** Task instructions **
Copy each line that has the string "name" somewhere in it.

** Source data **

▼

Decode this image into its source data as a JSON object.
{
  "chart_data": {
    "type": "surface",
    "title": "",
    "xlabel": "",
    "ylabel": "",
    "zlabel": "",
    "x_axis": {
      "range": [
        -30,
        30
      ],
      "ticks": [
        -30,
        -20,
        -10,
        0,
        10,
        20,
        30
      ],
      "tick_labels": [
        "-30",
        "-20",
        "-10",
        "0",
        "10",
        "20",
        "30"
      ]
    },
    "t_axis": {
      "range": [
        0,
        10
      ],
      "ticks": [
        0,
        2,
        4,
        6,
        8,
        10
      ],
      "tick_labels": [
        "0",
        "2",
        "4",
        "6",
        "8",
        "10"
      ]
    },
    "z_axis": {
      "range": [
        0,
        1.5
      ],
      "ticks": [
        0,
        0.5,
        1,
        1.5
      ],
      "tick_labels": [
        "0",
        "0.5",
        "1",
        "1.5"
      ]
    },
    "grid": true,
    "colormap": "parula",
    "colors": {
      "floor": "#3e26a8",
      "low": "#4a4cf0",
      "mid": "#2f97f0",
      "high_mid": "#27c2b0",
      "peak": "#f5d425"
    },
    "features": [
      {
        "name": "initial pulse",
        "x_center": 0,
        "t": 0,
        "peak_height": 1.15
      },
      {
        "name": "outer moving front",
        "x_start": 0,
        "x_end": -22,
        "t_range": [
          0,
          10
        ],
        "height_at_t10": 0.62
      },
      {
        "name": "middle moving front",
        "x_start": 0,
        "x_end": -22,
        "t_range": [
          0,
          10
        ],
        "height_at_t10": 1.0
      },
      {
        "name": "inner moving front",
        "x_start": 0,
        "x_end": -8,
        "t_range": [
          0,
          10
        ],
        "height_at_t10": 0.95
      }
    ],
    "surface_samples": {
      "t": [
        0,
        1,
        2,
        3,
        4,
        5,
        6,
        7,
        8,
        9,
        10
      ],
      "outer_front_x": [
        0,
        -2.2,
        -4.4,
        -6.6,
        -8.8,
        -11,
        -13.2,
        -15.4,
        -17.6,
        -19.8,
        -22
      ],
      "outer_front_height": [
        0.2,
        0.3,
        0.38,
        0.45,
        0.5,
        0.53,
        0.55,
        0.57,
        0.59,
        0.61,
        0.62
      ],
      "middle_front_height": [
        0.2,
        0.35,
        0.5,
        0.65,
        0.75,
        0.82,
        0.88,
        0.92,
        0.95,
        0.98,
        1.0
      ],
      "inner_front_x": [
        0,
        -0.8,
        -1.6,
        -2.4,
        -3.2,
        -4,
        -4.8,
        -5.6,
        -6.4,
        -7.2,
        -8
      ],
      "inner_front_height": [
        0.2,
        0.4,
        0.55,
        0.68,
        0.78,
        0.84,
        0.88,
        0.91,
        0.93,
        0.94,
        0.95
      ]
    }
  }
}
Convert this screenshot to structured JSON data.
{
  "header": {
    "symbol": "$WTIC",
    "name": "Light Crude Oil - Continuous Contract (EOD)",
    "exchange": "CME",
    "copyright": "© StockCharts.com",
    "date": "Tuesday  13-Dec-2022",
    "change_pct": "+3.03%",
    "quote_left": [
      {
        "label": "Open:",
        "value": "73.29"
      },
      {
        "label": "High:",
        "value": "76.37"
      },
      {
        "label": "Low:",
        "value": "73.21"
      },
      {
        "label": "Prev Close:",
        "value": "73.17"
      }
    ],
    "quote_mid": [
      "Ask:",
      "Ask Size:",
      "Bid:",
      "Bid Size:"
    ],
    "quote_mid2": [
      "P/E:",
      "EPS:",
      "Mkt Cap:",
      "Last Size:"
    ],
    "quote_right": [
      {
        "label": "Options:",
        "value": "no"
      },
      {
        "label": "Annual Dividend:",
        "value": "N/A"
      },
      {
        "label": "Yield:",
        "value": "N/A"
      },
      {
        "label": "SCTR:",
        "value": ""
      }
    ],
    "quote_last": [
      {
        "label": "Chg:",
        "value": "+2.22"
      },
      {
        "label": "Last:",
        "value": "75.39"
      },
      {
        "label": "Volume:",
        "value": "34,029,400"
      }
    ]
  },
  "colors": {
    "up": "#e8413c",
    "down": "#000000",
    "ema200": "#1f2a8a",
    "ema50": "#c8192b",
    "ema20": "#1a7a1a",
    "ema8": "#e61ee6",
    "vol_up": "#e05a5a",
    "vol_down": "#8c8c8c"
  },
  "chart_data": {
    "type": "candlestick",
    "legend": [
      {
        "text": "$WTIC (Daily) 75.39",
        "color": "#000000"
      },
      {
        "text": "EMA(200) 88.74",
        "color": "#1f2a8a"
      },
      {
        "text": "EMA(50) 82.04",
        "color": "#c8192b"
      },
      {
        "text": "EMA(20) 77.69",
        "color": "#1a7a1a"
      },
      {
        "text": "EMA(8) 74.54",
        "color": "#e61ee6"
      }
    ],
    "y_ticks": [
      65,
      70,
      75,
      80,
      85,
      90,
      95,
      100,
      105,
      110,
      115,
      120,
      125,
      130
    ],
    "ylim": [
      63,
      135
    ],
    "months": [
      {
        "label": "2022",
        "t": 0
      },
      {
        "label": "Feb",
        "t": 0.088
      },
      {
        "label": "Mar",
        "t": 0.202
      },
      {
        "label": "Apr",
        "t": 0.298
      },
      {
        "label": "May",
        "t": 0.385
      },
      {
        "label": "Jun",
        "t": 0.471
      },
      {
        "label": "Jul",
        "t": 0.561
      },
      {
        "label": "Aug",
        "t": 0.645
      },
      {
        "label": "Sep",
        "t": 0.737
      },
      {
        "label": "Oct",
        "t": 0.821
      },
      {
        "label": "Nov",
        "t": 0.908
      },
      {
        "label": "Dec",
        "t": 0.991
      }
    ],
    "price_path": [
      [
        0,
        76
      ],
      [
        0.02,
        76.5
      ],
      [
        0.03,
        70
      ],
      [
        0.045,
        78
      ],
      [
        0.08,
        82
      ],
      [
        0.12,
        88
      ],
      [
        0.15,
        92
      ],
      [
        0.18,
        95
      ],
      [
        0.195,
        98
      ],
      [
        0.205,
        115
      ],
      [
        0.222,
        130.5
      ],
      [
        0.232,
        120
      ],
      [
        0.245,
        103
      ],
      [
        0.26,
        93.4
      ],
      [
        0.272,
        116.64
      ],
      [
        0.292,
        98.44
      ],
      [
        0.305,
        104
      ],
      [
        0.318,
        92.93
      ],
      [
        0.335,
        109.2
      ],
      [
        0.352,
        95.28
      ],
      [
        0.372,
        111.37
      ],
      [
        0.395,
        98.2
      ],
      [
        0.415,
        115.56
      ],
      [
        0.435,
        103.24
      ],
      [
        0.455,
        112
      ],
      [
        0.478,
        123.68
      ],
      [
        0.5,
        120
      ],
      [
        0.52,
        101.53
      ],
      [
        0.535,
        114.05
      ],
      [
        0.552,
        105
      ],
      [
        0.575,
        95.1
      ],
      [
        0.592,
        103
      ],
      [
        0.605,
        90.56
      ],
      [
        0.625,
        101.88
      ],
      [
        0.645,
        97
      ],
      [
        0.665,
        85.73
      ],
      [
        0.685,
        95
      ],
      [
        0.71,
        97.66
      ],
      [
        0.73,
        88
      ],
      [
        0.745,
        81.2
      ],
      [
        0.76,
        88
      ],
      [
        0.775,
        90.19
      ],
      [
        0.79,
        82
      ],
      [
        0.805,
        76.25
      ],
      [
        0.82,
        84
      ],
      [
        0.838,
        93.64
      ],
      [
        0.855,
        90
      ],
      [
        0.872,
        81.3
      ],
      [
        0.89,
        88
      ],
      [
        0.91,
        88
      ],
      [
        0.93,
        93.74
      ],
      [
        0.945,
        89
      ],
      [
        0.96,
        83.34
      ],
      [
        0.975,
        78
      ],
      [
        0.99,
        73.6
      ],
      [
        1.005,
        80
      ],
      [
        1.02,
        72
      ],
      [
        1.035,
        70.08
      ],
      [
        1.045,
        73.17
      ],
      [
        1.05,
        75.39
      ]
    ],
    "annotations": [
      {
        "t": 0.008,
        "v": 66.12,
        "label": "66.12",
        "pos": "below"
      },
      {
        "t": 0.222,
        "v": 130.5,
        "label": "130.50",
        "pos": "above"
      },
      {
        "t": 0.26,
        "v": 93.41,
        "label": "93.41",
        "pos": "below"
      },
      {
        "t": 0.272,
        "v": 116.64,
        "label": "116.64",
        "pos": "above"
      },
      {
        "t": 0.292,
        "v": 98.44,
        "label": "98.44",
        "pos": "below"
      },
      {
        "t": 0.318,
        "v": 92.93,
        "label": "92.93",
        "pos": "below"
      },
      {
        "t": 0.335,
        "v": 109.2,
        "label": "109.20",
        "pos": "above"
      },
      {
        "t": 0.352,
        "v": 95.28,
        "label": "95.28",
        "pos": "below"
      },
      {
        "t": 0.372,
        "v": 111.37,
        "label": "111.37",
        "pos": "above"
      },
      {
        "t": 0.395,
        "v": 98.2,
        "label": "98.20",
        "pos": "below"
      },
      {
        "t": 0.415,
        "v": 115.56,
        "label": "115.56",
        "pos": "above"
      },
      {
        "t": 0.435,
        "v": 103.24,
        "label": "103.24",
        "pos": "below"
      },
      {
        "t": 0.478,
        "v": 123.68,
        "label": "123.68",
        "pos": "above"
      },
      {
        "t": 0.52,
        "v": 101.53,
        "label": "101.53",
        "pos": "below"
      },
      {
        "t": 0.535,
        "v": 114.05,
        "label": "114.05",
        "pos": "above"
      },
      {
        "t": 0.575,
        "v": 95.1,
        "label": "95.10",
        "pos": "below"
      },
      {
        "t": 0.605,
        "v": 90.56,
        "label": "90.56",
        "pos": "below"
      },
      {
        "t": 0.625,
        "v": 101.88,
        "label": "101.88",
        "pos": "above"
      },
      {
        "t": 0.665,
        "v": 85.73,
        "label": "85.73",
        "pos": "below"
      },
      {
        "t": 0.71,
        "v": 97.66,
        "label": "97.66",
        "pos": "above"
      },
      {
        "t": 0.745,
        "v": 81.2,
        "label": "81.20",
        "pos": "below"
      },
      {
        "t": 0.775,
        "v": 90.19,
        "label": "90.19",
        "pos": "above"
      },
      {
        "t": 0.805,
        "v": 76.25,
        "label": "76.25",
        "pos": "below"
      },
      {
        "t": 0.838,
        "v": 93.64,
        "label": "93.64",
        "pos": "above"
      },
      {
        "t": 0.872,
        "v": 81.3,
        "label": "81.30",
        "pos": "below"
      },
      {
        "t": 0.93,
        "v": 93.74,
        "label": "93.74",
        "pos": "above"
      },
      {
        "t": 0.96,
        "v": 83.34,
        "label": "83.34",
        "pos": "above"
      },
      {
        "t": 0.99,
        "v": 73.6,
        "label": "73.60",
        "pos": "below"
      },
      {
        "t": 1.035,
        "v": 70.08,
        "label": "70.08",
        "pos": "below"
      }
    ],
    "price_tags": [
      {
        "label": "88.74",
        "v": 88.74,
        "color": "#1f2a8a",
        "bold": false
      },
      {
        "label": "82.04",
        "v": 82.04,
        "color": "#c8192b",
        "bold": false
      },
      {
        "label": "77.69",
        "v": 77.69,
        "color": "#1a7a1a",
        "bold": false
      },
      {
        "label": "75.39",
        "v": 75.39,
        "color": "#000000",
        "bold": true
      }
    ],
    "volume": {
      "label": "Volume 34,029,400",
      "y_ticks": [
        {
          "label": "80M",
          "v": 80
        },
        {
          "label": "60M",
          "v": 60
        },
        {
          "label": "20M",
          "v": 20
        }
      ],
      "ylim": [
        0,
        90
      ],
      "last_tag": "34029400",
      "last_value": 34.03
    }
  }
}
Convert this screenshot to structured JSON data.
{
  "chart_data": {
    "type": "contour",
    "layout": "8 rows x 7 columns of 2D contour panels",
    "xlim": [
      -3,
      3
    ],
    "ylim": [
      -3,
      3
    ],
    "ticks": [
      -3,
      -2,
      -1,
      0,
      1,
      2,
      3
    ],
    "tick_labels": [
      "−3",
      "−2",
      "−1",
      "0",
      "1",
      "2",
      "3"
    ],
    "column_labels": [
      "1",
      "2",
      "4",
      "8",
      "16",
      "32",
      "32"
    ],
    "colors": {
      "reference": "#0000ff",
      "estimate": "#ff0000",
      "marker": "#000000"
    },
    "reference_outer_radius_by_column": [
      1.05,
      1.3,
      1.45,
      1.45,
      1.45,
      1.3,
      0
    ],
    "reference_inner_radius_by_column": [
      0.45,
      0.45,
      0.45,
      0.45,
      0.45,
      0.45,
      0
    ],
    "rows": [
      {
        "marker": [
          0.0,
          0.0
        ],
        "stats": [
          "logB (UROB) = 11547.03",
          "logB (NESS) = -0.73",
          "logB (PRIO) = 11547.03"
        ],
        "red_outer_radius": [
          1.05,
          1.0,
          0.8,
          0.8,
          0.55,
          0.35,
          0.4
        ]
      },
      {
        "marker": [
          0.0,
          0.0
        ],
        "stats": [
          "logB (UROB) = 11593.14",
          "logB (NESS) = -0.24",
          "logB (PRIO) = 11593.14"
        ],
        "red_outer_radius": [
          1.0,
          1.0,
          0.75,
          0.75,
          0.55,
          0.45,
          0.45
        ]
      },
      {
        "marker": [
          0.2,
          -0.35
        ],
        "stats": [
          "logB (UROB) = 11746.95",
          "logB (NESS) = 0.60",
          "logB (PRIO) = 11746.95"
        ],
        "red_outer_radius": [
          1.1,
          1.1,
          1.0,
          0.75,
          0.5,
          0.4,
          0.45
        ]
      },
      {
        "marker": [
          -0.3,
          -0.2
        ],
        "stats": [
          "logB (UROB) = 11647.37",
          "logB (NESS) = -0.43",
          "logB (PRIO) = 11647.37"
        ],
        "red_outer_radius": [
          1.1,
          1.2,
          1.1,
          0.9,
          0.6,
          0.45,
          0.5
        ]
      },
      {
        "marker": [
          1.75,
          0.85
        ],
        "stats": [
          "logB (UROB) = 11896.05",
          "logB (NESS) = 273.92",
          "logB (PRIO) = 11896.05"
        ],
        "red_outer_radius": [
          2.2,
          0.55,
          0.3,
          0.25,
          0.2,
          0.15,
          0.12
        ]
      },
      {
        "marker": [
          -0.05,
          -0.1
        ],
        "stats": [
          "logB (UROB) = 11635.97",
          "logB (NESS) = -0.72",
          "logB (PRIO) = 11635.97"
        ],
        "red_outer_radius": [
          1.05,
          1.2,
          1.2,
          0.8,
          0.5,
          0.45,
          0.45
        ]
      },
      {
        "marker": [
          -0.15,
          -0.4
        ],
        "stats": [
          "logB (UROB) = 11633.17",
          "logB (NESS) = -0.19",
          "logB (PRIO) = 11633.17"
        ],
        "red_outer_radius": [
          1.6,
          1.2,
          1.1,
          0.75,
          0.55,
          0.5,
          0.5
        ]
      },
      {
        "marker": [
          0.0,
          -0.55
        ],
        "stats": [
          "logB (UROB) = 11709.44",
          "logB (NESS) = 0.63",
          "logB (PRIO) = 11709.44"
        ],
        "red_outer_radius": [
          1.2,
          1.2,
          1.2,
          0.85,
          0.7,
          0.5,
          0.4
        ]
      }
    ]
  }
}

▲

** Exercise response **
        "name": "initial pulse",
        "name": "outer moving front",
        "name": "middle moving front",
        "name": "inner moving front",
    "name": "Light Crude Oil - Continuous Contract (EOD)",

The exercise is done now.